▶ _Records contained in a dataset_
— Begin —
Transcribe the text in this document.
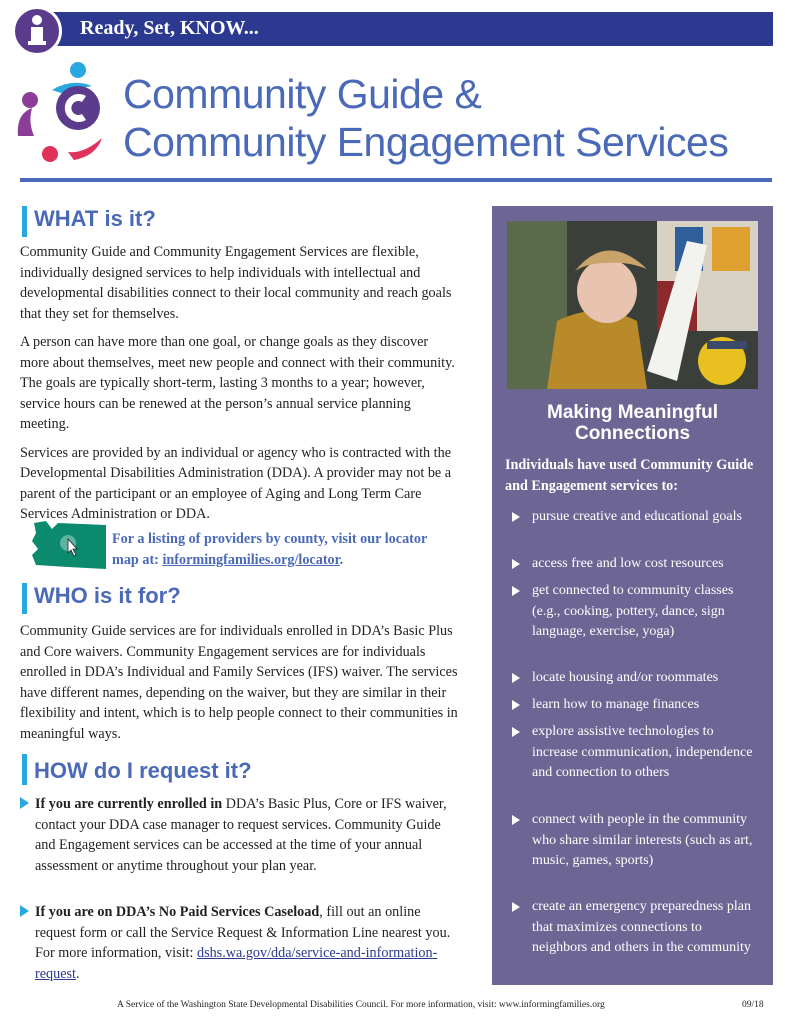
Ready, Set, KNOW...
Community Guide &
Community Engagement Services
WHAT is it?

Community Guide and Community Engagement Services are flexible, individually designed services to help individuals with intellectual and developmental disabilities connect to their local community and reach goals that they set for themselves.

A person can have more than one goal, or change goals as they discover more about themselves, meet new people and connect with their community. The goals are typically short-term, lasting 3 months to a year; however, service hours can be renewed at the person’s annual service planning meeting.

Services are provided by an individual or agency who is contracted with the Developmental Disabilities Administration (DDA). A provider may not be a parent of the participant or an employee of Aging and Long Term Care Services Administration or DDA.

For a listing of providers by county, visit our locator map at: informingfamilies.org/locator.
WHO is it for?
Community Guide services are for individuals enrolled in DDA’s Basic Plus and Core waivers. Community Engagement services are for individuals enrolled in DDA’s Individual and Family Services (IFS) waiver. The services have different names, depending on the waiver, but they are similar in their flexibility and intent, which is to help people connect to their communities in meaningful ways.
HOW do I request it?
If you are currently enrolled in DDA’s Basic Plus, Core or IFS waiver, contact your DDA case manager to request services. Community Guide and Engagement services can be accessed at the time of your annual assessment or anytime throughout your plan year.
If you are on DDA’s No Paid Services Caseload, fill out an online request form or call the Service Request & Information Line nearest you. For more information, visit: dshs.wa.gov/dda/service-and-information-request.
Making Meaningful
Connections
Individuals have used Community Guide and Engagement services to:
pursue creative and educational goals
access free and low cost resources
get connected to community classes (e.g., cooking, pottery, dance, sign language, exercise, yoga)
locate housing and/or roommates
learn how to manage finances
explore assistive technologies to increase communication, independence and connection to others
connect with people in the community who share similar interests (such as art, music, games, sports)
create an emergency preparedness plan that maximizes connections to neighbors and others in the community
A Service of the Washington State Developmental Disabilities Council. For more information, visit: www.informingfamilies.org	09/18
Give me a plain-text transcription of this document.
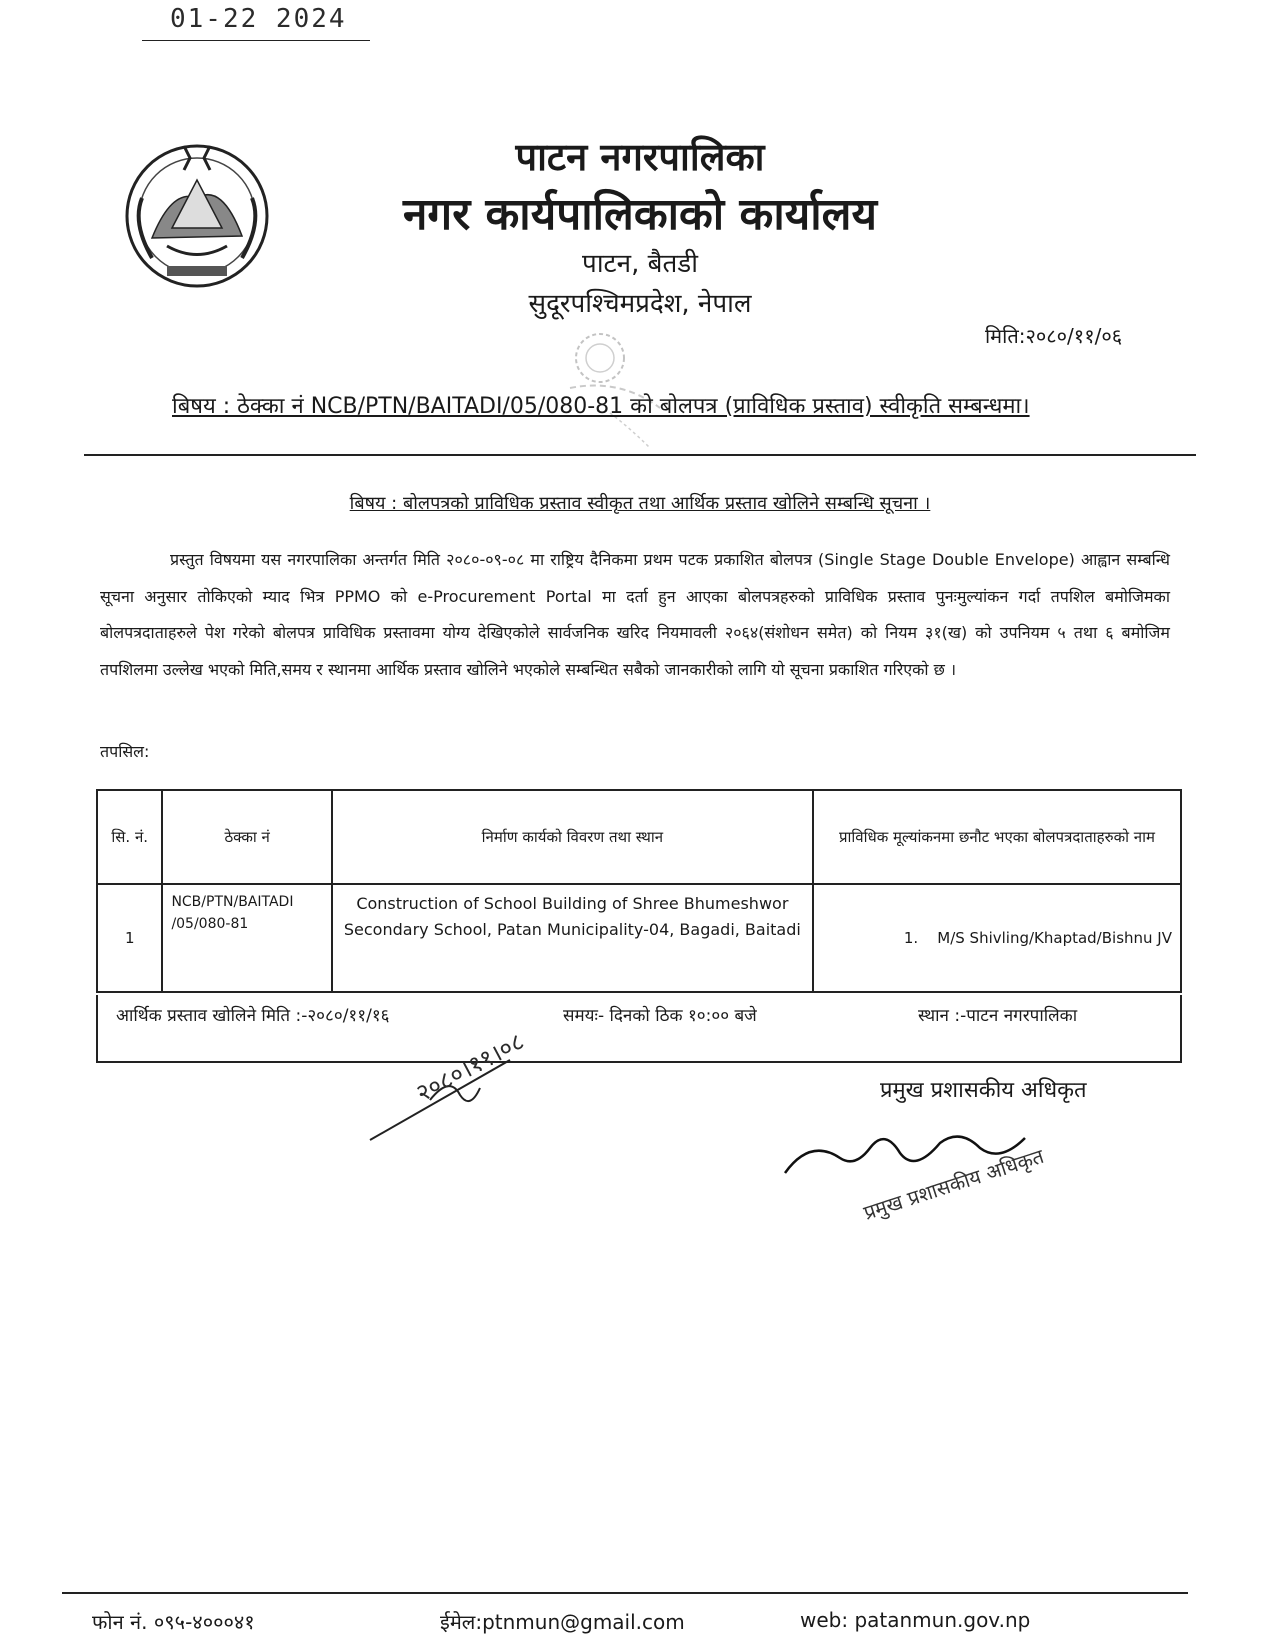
01-22 2024
पाटन नगरपालिका
नगर कार्यपालिकाको कार्यालय
पाटन, बैतडी
सुदूरपश्चिमप्रदेश, नेपाल
मिति:२०८०/११/०६
बिषय : ठेक्का नं NCB/PTN/BAITADI/05/080-81 को बोलपत्र (प्राविधिक प्रस्ताव) स्वीकृति सम्बन्धमा।
बिषय : बोलपत्रको प्राविधिक प्रस्ताव स्वीकृत तथा आर्थिक प्रस्ताव खोलिने सम्बन्धि सूचना ।
प्रस्तुत विषयमा यस नगरपालिका अन्तर्गत मिति २०८०-०९-०८ मा राष्ट्रिय दैनिकमा प्रथम पटक प्रकाशित बोलपत्र (Single Stage Double Envelope) आह्वान सम्बन्धि सूचना अनुसार तोकिएको म्याद भित्र PPMO को e-Procurement Portal मा दर्ता हुन आएका बोलपत्रहरुको प्राविधिक प्रस्ताव पुनःमुल्यांकन गर्दा तपशिल बमोजिमका बोलपत्रदाताहरुले पेश गरेको बोलपत्र प्राविधिक प्रस्तावमा योग्य देखिएकोले सार्वजनिक खरिद नियमावली २०६४(संशोधन समेत) को नियम ३१(ख) को उपनियम ५ तथा ६ बमोजिम तपशिलमा उल्लेख भएको मिति,समय र स्थानमा आर्थिक प्रस्ताव खोलिने भएकोले सम्बन्धित सबैको जानकारीको लागि यो सूचना प्रकाशित गरिएको छ ।
तपसिल:
सि. नं.	ठेक्का नं	निर्माण कार्यको विवरण तथा स्थान	प्राविधिक मूल्यांकनमा छनौट भएका बोलपत्रदाताहरुको नाम
1	NCB/PTN/BAITADI /05/080-81	Construction of School Building of Shree Bhumeshwor Secondary School, Patan Municipality-04, Bagadi, Baitadi	1.    M/S Shivling/Khaptad/Bishnu JV
आर्थिक प्रस्ताव खोलिने मिति :-२०८०/११/१६	समयः- दिनको ठिक १०:०० बजे	स्थान :-पाटन नगरपालिका
प्रमुख प्रशासकीय अधिकृत
२०८०।११।०८
प्रमुख प्रशासकीय अधिकृत
फोन नं. ०९५-४०००४१	ईमेल:ptnmun@gmail.com	web: patanmun.gov.np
— End —
▶ _PROBLEM TO WORK ON_
Read the entries above, then pull out the lines that include "waiver".

▶ _FINAL ANSWER_
Community Guide services are for individuals enrolled in DDA’s Basic Plus and Core waivers. Community Engagement services are for individuals enrolled in DDA’s Individual and Family Services (IFS) waiver. The services have different names, depending on the waiver, but they are similar in their flexibility and intent, which is to help people connect to their communities in meaningful ways.
If you are currently enrolled in DDA’s Basic Plus, Core or IFS waiver, contact your DDA case manager to request services. Community Guide and Engagement services can be accessed at the time of your annual assessment or anytime throughout your plan year.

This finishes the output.